[Directions for this task]:
Reproduce the entries below without alteration, starting with the line that contains "what elements are" and going on through the line that contains "- legend-swatch-rd-ratio: [533, 722, 584, 744]".
----- Data supplied -----
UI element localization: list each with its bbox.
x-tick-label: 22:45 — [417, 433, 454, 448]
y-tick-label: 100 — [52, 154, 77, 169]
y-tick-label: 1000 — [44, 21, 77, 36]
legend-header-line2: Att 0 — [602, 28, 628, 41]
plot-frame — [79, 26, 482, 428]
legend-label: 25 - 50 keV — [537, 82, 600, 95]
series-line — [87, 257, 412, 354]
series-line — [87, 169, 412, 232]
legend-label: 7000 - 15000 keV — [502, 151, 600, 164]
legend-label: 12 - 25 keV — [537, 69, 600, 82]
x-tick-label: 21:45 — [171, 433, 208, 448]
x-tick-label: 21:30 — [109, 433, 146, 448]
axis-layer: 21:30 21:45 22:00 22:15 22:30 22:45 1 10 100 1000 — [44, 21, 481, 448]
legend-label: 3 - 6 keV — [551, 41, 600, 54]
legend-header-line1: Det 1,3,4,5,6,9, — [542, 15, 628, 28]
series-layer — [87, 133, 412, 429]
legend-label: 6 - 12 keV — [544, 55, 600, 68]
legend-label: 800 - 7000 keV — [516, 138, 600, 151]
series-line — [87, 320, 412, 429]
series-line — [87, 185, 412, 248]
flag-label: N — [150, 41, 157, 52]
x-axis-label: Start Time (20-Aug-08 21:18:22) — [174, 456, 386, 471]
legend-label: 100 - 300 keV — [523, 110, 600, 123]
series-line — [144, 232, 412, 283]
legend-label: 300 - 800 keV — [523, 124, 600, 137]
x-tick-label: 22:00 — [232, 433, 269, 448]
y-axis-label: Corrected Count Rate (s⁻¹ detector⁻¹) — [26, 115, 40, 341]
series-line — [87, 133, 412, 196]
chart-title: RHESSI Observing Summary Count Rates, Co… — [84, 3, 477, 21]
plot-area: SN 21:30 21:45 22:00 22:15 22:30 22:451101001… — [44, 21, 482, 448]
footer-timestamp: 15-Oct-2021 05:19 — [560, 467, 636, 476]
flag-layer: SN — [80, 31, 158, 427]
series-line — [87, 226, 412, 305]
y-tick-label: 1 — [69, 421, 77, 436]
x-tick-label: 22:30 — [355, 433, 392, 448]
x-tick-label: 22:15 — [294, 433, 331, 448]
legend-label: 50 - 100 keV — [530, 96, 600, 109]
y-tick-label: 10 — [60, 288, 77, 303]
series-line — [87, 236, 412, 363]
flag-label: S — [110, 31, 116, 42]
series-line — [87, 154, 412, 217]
-----
----- Data supplied -----
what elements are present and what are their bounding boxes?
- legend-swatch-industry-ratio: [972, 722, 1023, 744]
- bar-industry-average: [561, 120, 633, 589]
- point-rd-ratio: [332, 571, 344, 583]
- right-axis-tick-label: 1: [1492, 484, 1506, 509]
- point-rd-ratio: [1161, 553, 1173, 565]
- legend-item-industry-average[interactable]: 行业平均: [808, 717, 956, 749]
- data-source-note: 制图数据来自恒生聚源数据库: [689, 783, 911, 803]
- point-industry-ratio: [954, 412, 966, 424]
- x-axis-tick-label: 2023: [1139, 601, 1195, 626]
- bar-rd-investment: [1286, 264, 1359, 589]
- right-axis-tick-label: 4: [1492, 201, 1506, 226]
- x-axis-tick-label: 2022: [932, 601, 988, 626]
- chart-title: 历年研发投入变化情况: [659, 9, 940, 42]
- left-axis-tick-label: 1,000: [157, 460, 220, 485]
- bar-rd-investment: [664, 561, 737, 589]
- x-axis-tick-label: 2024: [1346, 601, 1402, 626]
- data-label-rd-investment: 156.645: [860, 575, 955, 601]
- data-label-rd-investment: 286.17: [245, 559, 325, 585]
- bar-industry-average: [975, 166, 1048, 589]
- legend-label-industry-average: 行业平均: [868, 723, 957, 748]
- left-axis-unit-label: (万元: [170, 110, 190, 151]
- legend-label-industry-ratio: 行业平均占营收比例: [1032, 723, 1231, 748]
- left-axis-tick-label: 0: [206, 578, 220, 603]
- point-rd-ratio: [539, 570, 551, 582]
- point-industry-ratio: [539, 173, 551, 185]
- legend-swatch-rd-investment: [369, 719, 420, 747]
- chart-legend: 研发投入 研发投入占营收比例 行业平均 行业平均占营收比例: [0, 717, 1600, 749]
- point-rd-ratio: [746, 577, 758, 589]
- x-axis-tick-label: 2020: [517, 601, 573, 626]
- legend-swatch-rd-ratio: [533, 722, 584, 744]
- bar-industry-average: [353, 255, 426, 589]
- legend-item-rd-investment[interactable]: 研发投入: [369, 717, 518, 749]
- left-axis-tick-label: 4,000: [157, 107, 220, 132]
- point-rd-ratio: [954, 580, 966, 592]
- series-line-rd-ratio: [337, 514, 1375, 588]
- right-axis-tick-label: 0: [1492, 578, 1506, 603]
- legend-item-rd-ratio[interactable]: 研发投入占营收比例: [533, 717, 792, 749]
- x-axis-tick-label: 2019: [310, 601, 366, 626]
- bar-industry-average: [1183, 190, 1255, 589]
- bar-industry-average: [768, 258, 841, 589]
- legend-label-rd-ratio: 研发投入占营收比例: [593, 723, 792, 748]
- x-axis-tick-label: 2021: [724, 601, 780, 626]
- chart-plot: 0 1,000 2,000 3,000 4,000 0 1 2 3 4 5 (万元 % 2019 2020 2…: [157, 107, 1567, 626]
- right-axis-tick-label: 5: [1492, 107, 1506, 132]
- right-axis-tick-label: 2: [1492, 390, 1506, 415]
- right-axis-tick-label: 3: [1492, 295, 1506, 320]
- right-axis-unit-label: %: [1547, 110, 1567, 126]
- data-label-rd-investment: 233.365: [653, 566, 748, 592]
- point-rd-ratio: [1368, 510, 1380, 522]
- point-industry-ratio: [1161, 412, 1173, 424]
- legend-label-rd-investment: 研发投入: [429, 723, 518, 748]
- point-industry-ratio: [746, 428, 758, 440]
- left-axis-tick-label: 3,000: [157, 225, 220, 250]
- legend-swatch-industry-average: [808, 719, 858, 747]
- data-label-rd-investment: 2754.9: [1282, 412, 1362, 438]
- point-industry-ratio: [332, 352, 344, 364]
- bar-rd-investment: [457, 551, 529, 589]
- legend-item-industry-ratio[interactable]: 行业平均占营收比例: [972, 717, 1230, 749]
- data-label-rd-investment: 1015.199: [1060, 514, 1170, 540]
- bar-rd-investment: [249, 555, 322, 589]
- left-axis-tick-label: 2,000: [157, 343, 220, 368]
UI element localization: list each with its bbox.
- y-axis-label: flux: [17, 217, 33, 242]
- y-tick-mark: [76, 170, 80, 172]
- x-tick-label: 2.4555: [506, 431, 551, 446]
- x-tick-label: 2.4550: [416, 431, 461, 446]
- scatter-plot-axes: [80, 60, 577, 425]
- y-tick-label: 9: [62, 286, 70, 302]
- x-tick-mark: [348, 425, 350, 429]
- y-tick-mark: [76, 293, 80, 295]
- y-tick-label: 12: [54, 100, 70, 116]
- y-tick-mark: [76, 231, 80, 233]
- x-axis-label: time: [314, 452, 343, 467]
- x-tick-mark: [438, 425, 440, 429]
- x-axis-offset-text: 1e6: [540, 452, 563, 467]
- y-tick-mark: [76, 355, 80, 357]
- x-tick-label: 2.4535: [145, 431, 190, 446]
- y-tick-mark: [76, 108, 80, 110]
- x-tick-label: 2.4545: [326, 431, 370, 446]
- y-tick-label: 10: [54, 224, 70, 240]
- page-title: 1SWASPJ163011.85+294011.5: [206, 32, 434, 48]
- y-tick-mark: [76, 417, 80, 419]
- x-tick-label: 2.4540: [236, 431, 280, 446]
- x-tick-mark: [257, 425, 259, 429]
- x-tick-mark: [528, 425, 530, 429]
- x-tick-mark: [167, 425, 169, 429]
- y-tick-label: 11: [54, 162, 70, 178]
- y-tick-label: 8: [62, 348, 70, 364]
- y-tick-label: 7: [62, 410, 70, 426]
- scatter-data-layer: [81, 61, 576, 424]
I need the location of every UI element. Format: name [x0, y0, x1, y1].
-----
----- Data supplied -----
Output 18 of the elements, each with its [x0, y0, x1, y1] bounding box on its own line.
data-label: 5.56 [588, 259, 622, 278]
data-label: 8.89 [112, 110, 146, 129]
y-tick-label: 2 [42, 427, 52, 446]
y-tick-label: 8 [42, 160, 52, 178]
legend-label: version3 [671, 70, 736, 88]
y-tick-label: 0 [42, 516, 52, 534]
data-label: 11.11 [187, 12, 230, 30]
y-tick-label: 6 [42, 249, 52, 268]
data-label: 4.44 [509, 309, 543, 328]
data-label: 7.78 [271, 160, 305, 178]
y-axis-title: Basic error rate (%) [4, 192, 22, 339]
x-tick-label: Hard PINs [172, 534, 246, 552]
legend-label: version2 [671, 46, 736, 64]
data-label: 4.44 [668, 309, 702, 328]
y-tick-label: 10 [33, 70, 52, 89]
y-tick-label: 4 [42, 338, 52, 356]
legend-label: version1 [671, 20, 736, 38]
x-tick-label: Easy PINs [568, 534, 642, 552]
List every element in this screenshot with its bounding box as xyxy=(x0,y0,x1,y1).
-----
[Solved problem]:
what elements are present and what are their bounding boxes?
- legend-swatch-industry-ratio: [972, 722, 1023, 744]
- bar-industry-average: [561, 120, 633, 589]
- point-rd-ratio: [332, 571, 344, 583]
- right-axis-tick-label: 1: [1492, 484, 1506, 509]
- point-rd-ratio: [1161, 553, 1173, 565]
- legend-item-industry-average[interactable]: 行业平均: [808, 717, 956, 749]
- data-source-note: 制图数据来自恒生聚源数据库: [689, 783, 911, 803]
- point-industry-ratio: [954, 412, 966, 424]
- x-axis-tick-label: 2023: [1139, 601, 1195, 626]
- bar-rd-investment: [1286, 264, 1359, 589]
- right-axis-tick-label: 4: [1492, 201, 1506, 226]
- x-axis-tick-label: 2022: [932, 601, 988, 626]
- chart-title: 历年研发投入变化情况: [659, 9, 940, 42]
- left-axis-tick-label: 1,000: [157, 460, 220, 485]
- bar-rd-investment: [664, 561, 737, 589]
- x-axis-tick-label: 2024: [1346, 601, 1402, 626]
- data-label-rd-investment: 156.645: [860, 575, 955, 601]
- data-label-rd-investment: 286.17: [245, 559, 325, 585]
- bar-industry-average: [975, 166, 1048, 589]
- legend-label-industry-average: 行业平均: [868, 723, 957, 748]
- left-axis-unit-label: (万元: [170, 110, 190, 151]
- legend-label-industry-ratio: 行业平均占营收比例: [1032, 723, 1231, 748]
- left-axis-tick-label: 0: [206, 578, 220, 603]
- point-rd-ratio: [539, 570, 551, 582]
- point-industry-ratio: [539, 173, 551, 185]
- legend-swatch-rd-investment: [369, 719, 420, 747]
- chart-legend: 研发投入 研发投入占营收比例 行业平均 行业平均占营收比例: [0, 717, 1600, 749]
- point-rd-ratio: [746, 577, 758, 589]
- x-axis-tick-label: 2020: [517, 601, 573, 626]
- legend-swatch-rd-ratio: [533, 722, 584, 744]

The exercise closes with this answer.